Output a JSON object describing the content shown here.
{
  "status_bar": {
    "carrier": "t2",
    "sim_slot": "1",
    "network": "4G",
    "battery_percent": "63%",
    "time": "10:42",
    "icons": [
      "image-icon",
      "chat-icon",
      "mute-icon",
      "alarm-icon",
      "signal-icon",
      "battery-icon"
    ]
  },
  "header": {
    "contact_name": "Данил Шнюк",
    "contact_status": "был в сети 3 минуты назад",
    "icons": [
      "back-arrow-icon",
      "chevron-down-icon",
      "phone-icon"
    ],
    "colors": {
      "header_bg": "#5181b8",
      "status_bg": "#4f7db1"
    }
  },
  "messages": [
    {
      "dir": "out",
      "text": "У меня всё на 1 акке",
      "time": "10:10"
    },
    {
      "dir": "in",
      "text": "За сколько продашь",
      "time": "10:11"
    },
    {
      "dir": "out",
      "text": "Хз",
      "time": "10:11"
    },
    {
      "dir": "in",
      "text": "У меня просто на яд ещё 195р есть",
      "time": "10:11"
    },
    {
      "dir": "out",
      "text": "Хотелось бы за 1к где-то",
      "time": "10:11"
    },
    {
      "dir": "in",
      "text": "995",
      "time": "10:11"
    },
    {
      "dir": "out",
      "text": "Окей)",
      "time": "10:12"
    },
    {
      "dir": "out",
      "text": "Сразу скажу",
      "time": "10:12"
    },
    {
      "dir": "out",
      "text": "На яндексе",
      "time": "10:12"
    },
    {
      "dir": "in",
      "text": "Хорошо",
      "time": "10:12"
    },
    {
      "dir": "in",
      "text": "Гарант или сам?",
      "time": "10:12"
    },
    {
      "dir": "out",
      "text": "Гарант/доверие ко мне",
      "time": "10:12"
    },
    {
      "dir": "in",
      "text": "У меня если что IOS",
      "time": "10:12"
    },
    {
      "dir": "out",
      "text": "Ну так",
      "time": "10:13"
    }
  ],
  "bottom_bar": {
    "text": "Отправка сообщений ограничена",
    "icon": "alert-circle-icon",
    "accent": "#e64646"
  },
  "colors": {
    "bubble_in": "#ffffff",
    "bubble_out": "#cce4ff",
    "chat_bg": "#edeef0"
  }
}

- **Task to complete**: Repeat back the data above, exact to the last character.

- **Result for this exercise**:
Output a JSON object describing the content shown here.
{
  "status_bar": {
    "carrier": "t2",
    "sim_slot": "1",
    "network": "4G",
    "battery_percent": "63%",
    "time": "10:42",
    "icons": [
      "image-icon",
      "chat-icon",
      "mute-icon",
      "alarm-icon",
      "signal-icon",
      "battery-icon"
    ]
  },
  "header": {
    "contact_name": "Данил Шнюк",
    "contact_status": "был в сети 3 минуты назад",
    "icons": [
      "back-arrow-icon",
      "chevron-down-icon",
      "phone-icon"
    ],
    "colors": {
      "header_bg": "#5181b8",
      "status_bg": "#4f7db1"
    }
  },
  "messages": [
    {
      "dir": "out",
      "text": "У меня всё на 1 акке",
      "time": "10:10"
    },
    {
      "dir": "in",
      "text": "За сколько продашь",
      "time": "10:11"
    },
    {
      "dir": "out",
      "text": "Хз",
      "time": "10:11"
    },
    {
      "dir": "in",
      "text": "У меня просто на яд ещё 195р есть",
      "time": "10:11"
    },
    {
      "dir": "out",
      "text": "Хотелось бы за 1к где-то",
      "time": "10:11"
    },
    {
      "dir": "in",
      "text": "995",
      "time": "10:11"
    },
    {
      "dir": "out",
      "text": "Окей)",
      "time": "10:12"
    },
    {
      "dir": "out",
      "text": "Сразу скажу",
      "time": "10:12"
    },
    {
      "dir": "out",
      "text": "На яндексе",
      "time": "10:12"
    },
    {
      "dir": "in",
      "text": "Хорошо",
      "time": "10:12"
    },
    {
      "dir": "in",
      "text": "Гарант или сам?",
      "time": "10:12"
    },
    {
      "dir": "out",
      "text": "Гарант/доверие ко мне",
      "time": "10:12"
    },
    {
      "dir": "in",
      "text": "У меня если что IOS",
      "time": "10:12"
    },
    {
      "dir": "out",
      "text": "Ну так",
      "time": "10:13"
    }
  ],
  "bottom_bar": {
    "text": "Отправка сообщений ограничена",
    "icon": "alert-circle-icon",
    "accent": "#e64646"
  },
  "colors": {
    "bubble_in": "#ffffff",
    "bubble_out": "#cce4ff",
    "chat_bg": "#edeef0"
  }
}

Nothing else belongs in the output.